_WHAT TO WORK ON_
The entries below should be output exactly as written.

_DATA PROVIDED_

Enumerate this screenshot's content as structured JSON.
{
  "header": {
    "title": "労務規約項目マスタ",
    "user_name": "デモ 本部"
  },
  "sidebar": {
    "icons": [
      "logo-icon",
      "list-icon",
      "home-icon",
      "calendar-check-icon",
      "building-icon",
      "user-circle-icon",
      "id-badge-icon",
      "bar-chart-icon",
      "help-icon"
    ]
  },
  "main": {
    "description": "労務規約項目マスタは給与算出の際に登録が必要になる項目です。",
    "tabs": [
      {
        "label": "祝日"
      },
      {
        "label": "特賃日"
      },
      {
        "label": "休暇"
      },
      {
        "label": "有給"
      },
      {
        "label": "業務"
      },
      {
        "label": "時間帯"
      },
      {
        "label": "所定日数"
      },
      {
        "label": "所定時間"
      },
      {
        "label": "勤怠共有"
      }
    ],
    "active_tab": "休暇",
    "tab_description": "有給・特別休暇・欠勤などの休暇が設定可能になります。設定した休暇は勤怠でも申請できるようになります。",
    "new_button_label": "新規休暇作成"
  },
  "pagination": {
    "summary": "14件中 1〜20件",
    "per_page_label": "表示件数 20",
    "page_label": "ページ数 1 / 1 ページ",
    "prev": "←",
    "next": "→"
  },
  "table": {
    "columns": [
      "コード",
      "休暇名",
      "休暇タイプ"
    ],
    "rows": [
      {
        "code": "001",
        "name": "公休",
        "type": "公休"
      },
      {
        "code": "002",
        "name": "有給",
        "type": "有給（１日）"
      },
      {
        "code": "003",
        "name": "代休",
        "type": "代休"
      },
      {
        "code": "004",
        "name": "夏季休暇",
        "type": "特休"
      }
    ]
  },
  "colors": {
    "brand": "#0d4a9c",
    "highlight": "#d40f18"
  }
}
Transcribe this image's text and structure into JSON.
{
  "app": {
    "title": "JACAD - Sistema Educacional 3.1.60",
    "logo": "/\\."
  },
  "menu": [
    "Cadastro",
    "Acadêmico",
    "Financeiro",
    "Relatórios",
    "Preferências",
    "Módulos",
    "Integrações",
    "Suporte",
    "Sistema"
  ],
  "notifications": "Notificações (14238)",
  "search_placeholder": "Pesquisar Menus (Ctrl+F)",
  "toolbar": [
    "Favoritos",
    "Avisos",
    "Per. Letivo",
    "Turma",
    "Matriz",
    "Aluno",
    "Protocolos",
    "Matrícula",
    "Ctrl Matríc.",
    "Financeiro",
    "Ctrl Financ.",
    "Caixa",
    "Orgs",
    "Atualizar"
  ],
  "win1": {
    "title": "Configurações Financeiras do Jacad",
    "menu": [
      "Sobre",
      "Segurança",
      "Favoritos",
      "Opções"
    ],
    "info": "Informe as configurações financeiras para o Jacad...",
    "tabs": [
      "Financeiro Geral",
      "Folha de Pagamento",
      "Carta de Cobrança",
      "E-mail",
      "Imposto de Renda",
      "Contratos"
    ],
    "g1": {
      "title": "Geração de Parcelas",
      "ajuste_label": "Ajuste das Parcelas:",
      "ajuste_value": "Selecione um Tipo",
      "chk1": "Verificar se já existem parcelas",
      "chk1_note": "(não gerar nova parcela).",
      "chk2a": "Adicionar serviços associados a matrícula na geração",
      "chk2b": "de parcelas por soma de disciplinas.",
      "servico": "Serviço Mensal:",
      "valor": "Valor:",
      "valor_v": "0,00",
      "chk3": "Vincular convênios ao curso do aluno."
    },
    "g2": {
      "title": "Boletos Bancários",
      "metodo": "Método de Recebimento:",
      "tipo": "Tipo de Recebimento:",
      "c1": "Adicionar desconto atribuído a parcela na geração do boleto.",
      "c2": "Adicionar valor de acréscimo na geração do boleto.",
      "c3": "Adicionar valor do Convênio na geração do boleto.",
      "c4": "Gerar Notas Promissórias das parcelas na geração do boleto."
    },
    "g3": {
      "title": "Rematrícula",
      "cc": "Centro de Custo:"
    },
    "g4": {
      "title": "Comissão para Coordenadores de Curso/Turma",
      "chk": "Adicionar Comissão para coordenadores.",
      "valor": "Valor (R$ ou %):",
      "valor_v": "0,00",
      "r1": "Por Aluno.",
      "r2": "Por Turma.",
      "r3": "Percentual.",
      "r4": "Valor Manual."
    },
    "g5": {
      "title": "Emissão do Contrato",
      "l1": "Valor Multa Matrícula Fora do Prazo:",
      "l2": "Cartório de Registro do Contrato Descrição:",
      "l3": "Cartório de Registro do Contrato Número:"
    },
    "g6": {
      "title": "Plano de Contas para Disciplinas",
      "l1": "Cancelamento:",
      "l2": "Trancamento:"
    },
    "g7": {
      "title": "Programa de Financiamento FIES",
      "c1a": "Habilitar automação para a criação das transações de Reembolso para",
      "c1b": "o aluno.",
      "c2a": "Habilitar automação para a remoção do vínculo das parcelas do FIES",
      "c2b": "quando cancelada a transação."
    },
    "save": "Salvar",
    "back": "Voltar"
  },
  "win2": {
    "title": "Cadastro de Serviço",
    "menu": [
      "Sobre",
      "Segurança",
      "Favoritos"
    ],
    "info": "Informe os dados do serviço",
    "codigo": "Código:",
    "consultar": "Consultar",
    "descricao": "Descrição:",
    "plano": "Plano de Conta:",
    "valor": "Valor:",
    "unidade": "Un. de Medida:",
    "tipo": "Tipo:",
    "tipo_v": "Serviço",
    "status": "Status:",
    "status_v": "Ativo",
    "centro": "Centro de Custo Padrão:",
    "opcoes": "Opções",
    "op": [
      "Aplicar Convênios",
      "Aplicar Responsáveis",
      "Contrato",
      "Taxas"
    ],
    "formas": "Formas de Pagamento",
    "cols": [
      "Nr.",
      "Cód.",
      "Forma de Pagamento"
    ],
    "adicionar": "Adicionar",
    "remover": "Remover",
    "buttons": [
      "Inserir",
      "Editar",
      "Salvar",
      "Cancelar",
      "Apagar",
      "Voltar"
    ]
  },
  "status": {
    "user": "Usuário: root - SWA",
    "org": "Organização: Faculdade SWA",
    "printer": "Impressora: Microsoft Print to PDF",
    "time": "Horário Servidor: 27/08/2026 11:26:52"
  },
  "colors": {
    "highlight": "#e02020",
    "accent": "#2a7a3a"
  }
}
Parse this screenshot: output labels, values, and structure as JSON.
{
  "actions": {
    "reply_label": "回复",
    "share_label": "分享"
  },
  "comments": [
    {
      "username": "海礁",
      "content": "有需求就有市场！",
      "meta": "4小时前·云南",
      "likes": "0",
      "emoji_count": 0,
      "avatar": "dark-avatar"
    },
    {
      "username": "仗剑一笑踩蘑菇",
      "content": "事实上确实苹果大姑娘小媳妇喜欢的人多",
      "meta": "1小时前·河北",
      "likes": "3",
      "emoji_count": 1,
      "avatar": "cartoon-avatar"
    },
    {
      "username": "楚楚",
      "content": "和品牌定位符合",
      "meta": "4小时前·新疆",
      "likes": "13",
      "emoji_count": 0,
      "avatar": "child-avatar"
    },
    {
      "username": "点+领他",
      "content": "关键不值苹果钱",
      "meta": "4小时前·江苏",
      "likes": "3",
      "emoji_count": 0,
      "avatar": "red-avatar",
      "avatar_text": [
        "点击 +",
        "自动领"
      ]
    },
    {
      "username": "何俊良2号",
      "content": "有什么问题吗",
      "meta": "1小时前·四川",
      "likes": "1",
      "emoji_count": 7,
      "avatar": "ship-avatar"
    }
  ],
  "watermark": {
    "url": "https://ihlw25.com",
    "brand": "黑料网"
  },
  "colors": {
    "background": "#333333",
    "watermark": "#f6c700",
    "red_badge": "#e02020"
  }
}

_WRITTEN REPLY_
Enumerate this screenshot's content as structured JSON.
{
  "header": {
    "title": "労務規約項目マスタ",
    "user_name": "デモ 本部"
  },
  "sidebar": {
    "icons": [
      "logo-icon",
      "list-icon",
      "home-icon",
      "calendar-check-icon",
      "building-icon",
      "user-circle-icon",
      "id-badge-icon",
      "bar-chart-icon",
      "help-icon"
    ]
  },
  "main": {
    "description": "労務規約項目マスタは給与算出の際に登録が必要になる項目です。",
    "tabs": [
      {
        "label": "祝日"
      },
      {
        "label": "特賃日"
      },
      {
        "label": "休暇"
      },
      {
        "label": "有給"
      },
      {
        "label": "業務"
      },
      {
        "label": "時間帯"
      },
      {
        "label": "所定日数"
      },
      {
        "label": "所定時間"
      },
      {
        "label": "勤怠共有"
      }
    ],
    "active_tab": "休暇",
    "tab_description": "有給・特別休暇・欠勤などの休暇が設定可能になります。設定した休暇は勤怠でも申請できるようになります。",
    "new_button_label": "新規休暇作成"
  },
  "pagination": {
    "summary": "14件中 1〜20件",
    "per_page_label": "表示件数 20",
    "page_label": "ページ数 1 / 1 ページ",
    "prev": "←",
    "next": "→"
  },
  "table": {
    "columns": [
      "コード",
      "休暇名",
      "休暇タイプ"
    ],
    "rows": [
      {
        "code": "001",
        "name": "公休",
        "type": "公休"
      },
      {
        "code": "002",
        "name": "有給",
        "type": "有給（１日）"
      },
      {
        "code": "003",
        "name": "代休",
        "type": "代休"
      },
      {
        "code": "004",
        "name": "夏季休暇",
        "type": "特休"
      }
    ]
  },
  "colors": {
    "brand": "#0d4a9c",
    "highlight": "#d40f18"
  }
}
Transcribe this image's text and structure into JSON.
{
  "app": {
    "title": "JACAD - Sistema Educacional 3.1.60",
    "logo": "/\\."
  },
  "menu": [
    "Cadastro",
    "Acadêmico",
    "Financeiro",
    "Relatórios",
    "Preferências",
    "Módulos",
    "Integrações",
    "Suporte",
    "Sistema"
  ],
  "notifications": "Notificações (14238)",
  "search_placeholder": "Pesquisar Menus (Ctrl+F)",
  "toolbar": [
    "Favoritos",
    "Avisos",
    "Per. Letivo",
    "Turma",
    "Matriz",
    "Aluno",
    "Protocolos",
    "Matrícula",
    "Ctrl Matríc.",
    "Financeiro",
    "Ctrl Financ.",
    "Caixa",
    "Orgs",
    "Atualizar"
  ],
  "win1": {
    "title": "Configurações Financeiras do Jacad",
    "menu": [
      "Sobre",
      "Segurança",
      "Favoritos",
      "Opções"
    ],
    "info": "Informe as configurações financeiras para o Jacad...",
    "tabs": [
      "Financeiro Geral",
      "Folha de Pagamento",
      "Carta de Cobrança",
      "E-mail",
      "Imposto de Renda",
      "Contratos"
    ],
    "g1": {
      "title": "Geração de Parcelas",
      "ajuste_label": "Ajuste das Parcelas:",
      "ajuste_value": "Selecione um Tipo",
      "chk1": "Verificar se já existem parcelas",
      "chk1_note": "(não gerar nova parcela).",
      "chk2a": "Adicionar serviços associados a matrícula na geração",
      "chk2b": "de parcelas por soma de disciplinas.",
      "servico": "Serviço Mensal:",
      "valor": "Valor:",
      "valor_v": "0,00",
      "chk3": "Vincular convênios ao curso do aluno."
    },
    "g2": {
      "title": "Boletos Bancários",
      "metodo": "Método de Recebimento:",
      "tipo": "Tipo de Recebimento:",
      "c1": "Adicionar desconto atribuído a parcela na geração do boleto.",
      "c2": "Adicionar valor de acréscimo na geração do boleto.",
      "c3": "Adicionar valor do Convênio na geração do boleto.",
      "c4": "Gerar Notas Promissórias das parcelas na geração do boleto."
    },
    "g3": {
      "title": "Rematrícula",
      "cc": "Centro de Custo:"
    },
    "g4": {
      "title": "Comissão para Coordenadores de Curso/Turma",
      "chk": "Adicionar Comissão para coordenadores.",
      "valor": "Valor (R$ ou %):",
      "valor_v": "0,00",
      "r1": "Por Aluno.",
      "r2": "Por Turma.",
      "r3": "Percentual.",
      "r4": "Valor Manual."
    },
    "g5": {
      "title": "Emissão do Contrato",
      "l1": "Valor Multa Matrícula Fora do Prazo:",
      "l2": "Cartório de Registro do Contrato Descrição:",
      "l3": "Cartório de Registro do Contrato Número:"
    },
    "g6": {
      "title": "Plano de Contas para Disciplinas",
      "l1": "Cancelamento:",
      "l2": "Trancamento:"
    },
    "g7": {
      "title": "Programa de Financiamento FIES",
      "c1a": "Habilitar automação para a criação das transações de Reembolso para",
      "c1b": "o aluno.",
      "c2a": "Habilitar automação para a remoção do vínculo das parcelas do FIES",
      "c2b": "quando cancelada a transação."
    },
    "save": "Salvar",
    "back": "Voltar"
  },
  "win2": {
    "title": "Cadastro de Serviço",
    "menu": [
      "Sobre",
      "Segurança",
      "Favoritos"
    ],
    "info": "Informe os dados do serviço",
    "codigo": "Código:",
    "consultar": "Consultar",
    "descricao": "Descrição:",
    "plano": "Plano de Conta:",
    "valor": "Valor:",
    "unidade": "Un. de Medida:",
    "tipo": "Tipo:",
    "tipo_v": "Serviço",
    "status": "Status:",
    "status_v": "Ativo",
    "centro": "Centro de Custo Padrão:",
    "opcoes": "Opções",
    "op": [
      "Aplicar Convênios",
      "Aplicar Responsáveis",
      "Contrato",
      "Taxas"
    ],
    "formas": "Formas de Pagamento",
    "cols": [
      "Nr.",
      "Cód.",
      "Forma de Pagamento"
    ],
    "adicionar": "Adicionar",
    "remover": "Remover",
    "buttons": [
      "Inserir",
      "Editar",
      "Salvar",
      "Cancelar",
      "Apagar",
      "Voltar"
    ]
  },
  "status": {
    "user": "Usuário: root - SWA",
    "org": "Organização: Faculdade SWA",
    "printer": "Impressora: Microsoft Print to PDF",
    "time": "Horário Servidor: 27/08/2026 11:26:52"
  },
  "colors": {
    "highlight": "#e02020",
    "accent": "#2a7a3a"
  }
}
Parse this screenshot: output labels, values, and structure as JSON.
{
  "actions": {
    "reply_label": "回复",
    "share_label": "分享"
  },
  "comments": [
    {
      "username": "海礁",
      "content": "有需求就有市场！",
      "meta": "4小时前·云南",
      "likes": "0",
      "emoji_count": 0,
      "avatar": "dark-avatar"
    },
    {
      "username": "仗剑一笑踩蘑菇",
      "content": "事实上确实苹果大姑娘小媳妇喜欢的人多",
      "meta": "1小时前·河北",
      "likes": "3",
      "emoji_count": 1,
      "avatar": "cartoon-avatar"
    },
    {
      "username": "楚楚",
      "content": "和品牌定位符合",
      "meta": "4小时前·新疆",
      "likes": "13",
      "emoji_count": 0,
      "avatar": "child-avatar"
    },
    {
      "username": "点+领他",
      "content": "关键不值苹果钱",
      "meta": "4小时前·江苏",
      "likes": "3",
      "emoji_count": 0,
      "avatar": "red-avatar",
      "avatar_text": [
        "点击 +",
        "自动领"
      ]
    },
    {
      "username": "何俊良2号",
      "content": "有什么问题吗",
      "meta": "1小时前·四川",
      "likes": "1",
      "emoji_count": 7,
      "avatar": "ship-avatar"
    }
  ],
  "watermark": {
    "url": "https://ihlw25.com",
    "brand": "黑料网"
  },
  "colors": {
    "background": "#333333",
    "watermark": "#f6c700",
    "red_badge": "#e02020"
  }
}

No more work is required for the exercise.